Directive 1:
Answer these questions from the Kinect sensor text:
(a) Which company's technology is behind the sensor's depth capture?
(b) What does the sensor use to keep the infrared wavelengths consistent?
(c) By how many degrees can the motor tilt the sensor up or down?
Directive 2:
Turn the paragraph of the Kinect sensor text that opens "When there is a need to capture depth data" into a numbered list of its steps.
Directive 3:
Carry on the Kinect sensor text from its final sentence.

Document:
>> Start

The Kinect sensor has the ability to capture a raw, 3D view of the objects in front of it, regardless of the lighting conditions of the room. It uses an infrared (IR) emitter and an IR depth sensor that is a monochrome CMOS (Complimentary Metal-Oxide-Semiconductor) sensor. The backbone behind this technology is from PrimeSense, and the following diagram shows how this works:

The sequence explained in the diagram is as follows:

When there is a need to capture depth data, the PrimeSense chip sends a signal to the infrared emitter to turn on the infrared light (1), and sends another signal to the IR depth sensor to initiate depth data capture from the current viewable range of the sensor (2). The IR emitter meanwhile starts sending an infrared light invisible to human eyes (3) to the objects in front of the device. The IR depth sensor starts reading the inferred data from the object based on the distance of the individual light points of reflection (4) and passes it to the PrimeSense chip (5). The PrimeSense chip then analyzes the captured data, and creates a per-frame depth image and passes it to the output depth stream as a depth image (6).


The IR emitter emits an electromagnetic radiation. The wavelengths of the radiations are longer than the wavelength of the visible light, which makes the sensor's IR lights invisible. The wavelengths need to be consistent to minimize the noise within the captured data. Heat generated by the laser diode when the Kinect sensor is running can impact the wavelength. The Kinect sensor has a small, inbuilt fan to normalize the temperature and ensure that the wavelengths are consistent.

Tilt motor

The base and body part of the sensor are connected by a tiny motor. It is used to change the camera and sensor's angles, to get the correct position of the human skeleton within the room. The following image shows the motor along with three gears that enable the sensor to tilt at a specified range of angles:

The motor can be tilted vertically up to 27 degrees, which means that the Kinect sensor's angles can be shifted upwards or downwards by 27 degrees. The following figure shows an illustration of the angle being changed when the motor is tilted:


Do not physically force the device into a specific angle. The Kinect for Windows SDK has a few specific APIs that can help us control the sensor's motor tilting. Do not tilt the Kinect motor frequently; use this as few times as possible and only when it's required.

>> End

[Box annotation data]
>> Start

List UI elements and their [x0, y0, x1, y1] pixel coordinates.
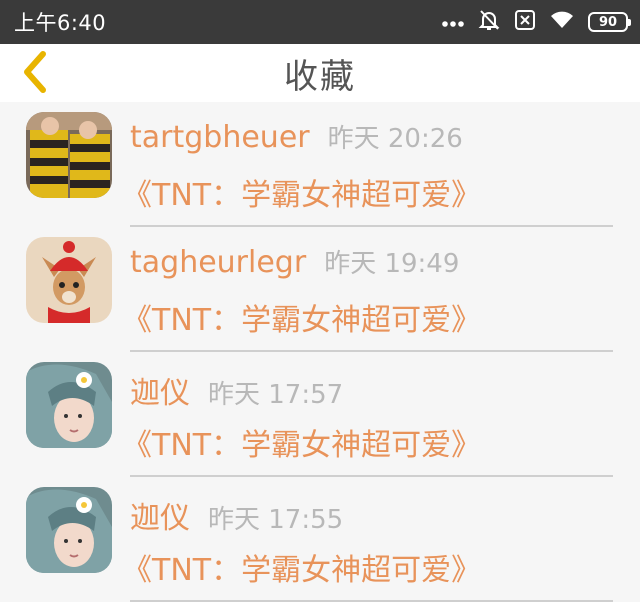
timestamp: 昨天 19:49 — [324, 249, 460, 279]
chevron-left-icon — [19, 50, 49, 98]
avatar[interactable] — [26, 237, 112, 323]
timestamp: 昨天 20:26 — [327, 124, 463, 154]
item-subject[interactable]: 《TNT：学霸女神超可爱》 — [122, 420, 612, 464]
item-meta: tartgbheuer 昨天 20:26 — [130, 118, 612, 162]
avatar[interactable] — [26, 112, 112, 198]
timestamp: 昨天 17:55 — [208, 505, 344, 535]
status-time: 上午6:40 — [14, 11, 107, 35]
username[interactable]: tartgbheuer — [130, 120, 310, 155]
battery-level: 90 — [598, 14, 618, 30]
username[interactable]: 迦仪 — [130, 493, 190, 537]
list-item[interactable]: 迦仪 昨天 17:57 《TNT：学霸女神超可爱》 — [0, 352, 640, 477]
item-content: 迦仪 昨天 17:57 《TNT：学霸女神超可爱》 — [122, 368, 612, 464]
username[interactable]: 迦仪 — [130, 368, 190, 412]
list-item[interactable]: 迦仪 昨天 17:55 《TNT：学霸女神超可爱》 — [0, 477, 640, 602]
item-content: 迦仪 昨天 17:55 《TNT：学霸女神超可爱》 — [122, 493, 612, 589]
mute-bell-icon — [478, 9, 500, 35]
navbar: 收藏 — [0, 44, 640, 102]
item-meta: 迦仪 昨天 17:57 — [130, 368, 612, 412]
list-item[interactable]: tagheurlegr 昨天 19:49 《TNT：学霸女神超可爱》 — [0, 227, 640, 352]
item-meta: tagheurlegr 昨天 19:49 — [130, 243, 612, 287]
favorites-list: tartgbheuer 昨天 20:26 《TNT：学霸女神超可爱》 taghe… — [0, 102, 640, 602]
item-content: tagheurlegr 昨天 19:49 《TNT：学霸女神超可爱》 — [122, 243, 612, 339]
item-subject[interactable]: 《TNT：学霸女神超可爱》 — [122, 545, 612, 589]
item-subject[interactable]: 《TNT：学霸女神超可爱》 — [122, 170, 612, 214]
page-title: 收藏 — [284, 56, 356, 97]
back-button[interactable] — [14, 50, 54, 98]
status-bar: 上午6:40 90 — [0, 0, 640, 44]
sim-x-icon — [514, 9, 536, 35]
avatar[interactable] — [26, 487, 112, 573]
more-dots-icon — [442, 13, 464, 32]
avatar[interactable] — [26, 362, 112, 448]
username[interactable]: tagheurlegr — [130, 245, 306, 280]
list-item[interactable]: tartgbheuer 昨天 20:26 《TNT：学霸女神超可爱》 — [0, 102, 640, 227]
battery-icon: 90 — [588, 12, 631, 32]
timestamp: 昨天 17:57 — [208, 380, 344, 410]
item-subject[interactable]: 《TNT：学霸女神超可爱》 — [122, 295, 612, 339]
item-content: tartgbheuer 昨天 20:26 《TNT：学霸女神超可爱》 — [122, 118, 612, 214]
item-meta: 迦仪 昨天 17:55 — [130, 493, 612, 537]
wifi-icon — [550, 10, 574, 34]
status-icons: 90 — [442, 9, 631, 35]
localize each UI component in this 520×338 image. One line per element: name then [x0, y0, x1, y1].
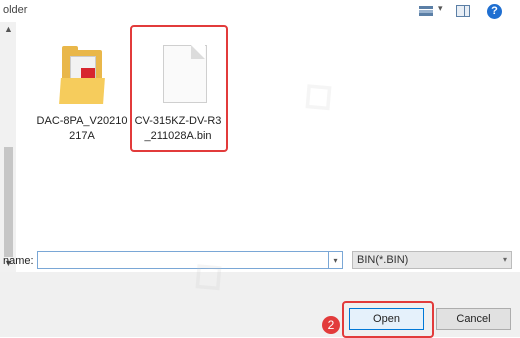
help-icon[interactable]: ?: [487, 4, 502, 19]
step-badge: 2: [322, 316, 340, 334]
chevron-down-icon[interactable]: ▾: [438, 3, 443, 14]
folder-breadcrumb: older: [3, 4, 28, 16]
file-list: DAC-8PA_V20210217A CV-315KZ-DV-R3_211028…: [16, 22, 520, 272]
filetype-select[interactable]: BIN(*.BIN) ▾: [352, 251, 512, 269]
toolbar: older ▾ ?: [0, 0, 520, 22]
filename-input[interactable]: [37, 251, 329, 269]
chevron-down-icon[interactable]: ▾: [329, 251, 343, 269]
chevron-down-icon: ▾: [502, 255, 507, 264]
selection-highlight: [130, 25, 228, 152]
filetype-value: BIN(*.BIN): [357, 254, 409, 266]
folder-icon: [52, 40, 112, 110]
scroll-thumb[interactable]: [4, 147, 13, 257]
cancel-button[interactable]: Cancel: [436, 308, 511, 330]
file-item-folder[interactable]: DAC-8PA_V20210217A: [36, 32, 128, 144]
open-button[interactable]: Open: [349, 308, 424, 330]
preview-pane-icon[interactable]: [456, 5, 470, 17]
filename-label: name:: [3, 255, 34, 267]
scroll-up-icon[interactable]: ▲: [4, 24, 13, 34]
file-item-label: DAC-8PA_V20210217A: [36, 115, 128, 142]
vertical-scrollbar[interactable]: ▲ ▼: [0, 22, 16, 272]
view-details-icon[interactable]: [419, 6, 433, 16]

>> End

Final answer 1:
(a) PrimeSense
(b) A small, inbuilt fan that normalizes the temperature
(c) 27 degrees

Final answer 2:
1. The PrimeSense chip signals the infrared emitter to turn on the infrared light.
2. The chip signals the IR depth sensor to begin capturing depth data from its current viewable range.
3. The IR emitter sends infrared light, invisible to human eyes, to the objects in front of the device.
4. The IR depth sensor reads the data from the objects based on the distance of the individual points of reflected light.
5. The sensor passes this data to the PrimeSense chip.
6. The chip analyzes the data, creates a per-frame depth image and passes it to the output depth stream.

Final answer 3:
Microphone array

The Kinect device exhibits great support for audio with the help of a microphone array. The microphone array consists of four different microphones that are placed in a linear order (three of them are spread on the right side and the other one is placed on the left side, as shown in the following image) at the bottom of the Kinect sensor:

The purpose of the microphone array is not just to let the Kinect device capture the sound but to also locate the direction of the audio wave. The main advantages of having an array of microphones over a single microphone are that capturing and recognizing the voice is done more effectively with enhanced noise suppression, echo cancellation, and beam-forming technology. This enables Kinect to be a highly bidirectional microphone that can identify the source of the sound and recognize the voice irrespective of the noise and echo present in the environment:


An LED is placed in between the camera and the IR projector. It is used for indicating the status of the Kinect device. The green color of the LED indicates that the Kinect device drivers have loaded properly. If you are plugging Kinect into a computer, the LED will start with a green light once your system detects the device; however for full functionality of your device, you need to plug the device into an external power source.


Kinect for Windows versus Kinect for Xbox

Although "Kinect for Windows" and "Kinect for Xbox" are similar in many respects, there are several subtle differences from a developer's point of view. We have to keep in mind that the main purpose of Kinect for Xbox was to enhance the gaming experience of the players. Developing applications was not its primary purpose. In contrast, Kinect for Windows is primarily a developing device and not for gaming purposes.

You can develop applications that use either the Kinect for Windows sensor or the Kinect for Xbox sensor. The Kinect for Xbox sensor was built to track players that are up to 12 feet (4.0 meters) away from the sensor. But it fails to track objects that are very close (80 cm), and we might need to track objects at a very close range for different applications. The Kinect for Windows sensor has new firmware, which enables Near Mode tracking. Using Near Mode, Kinect for Windows supports the tracking of objects as close as 40 cm in front of the device without losing accuracy or precision. In terms of range both the sensors behave the same.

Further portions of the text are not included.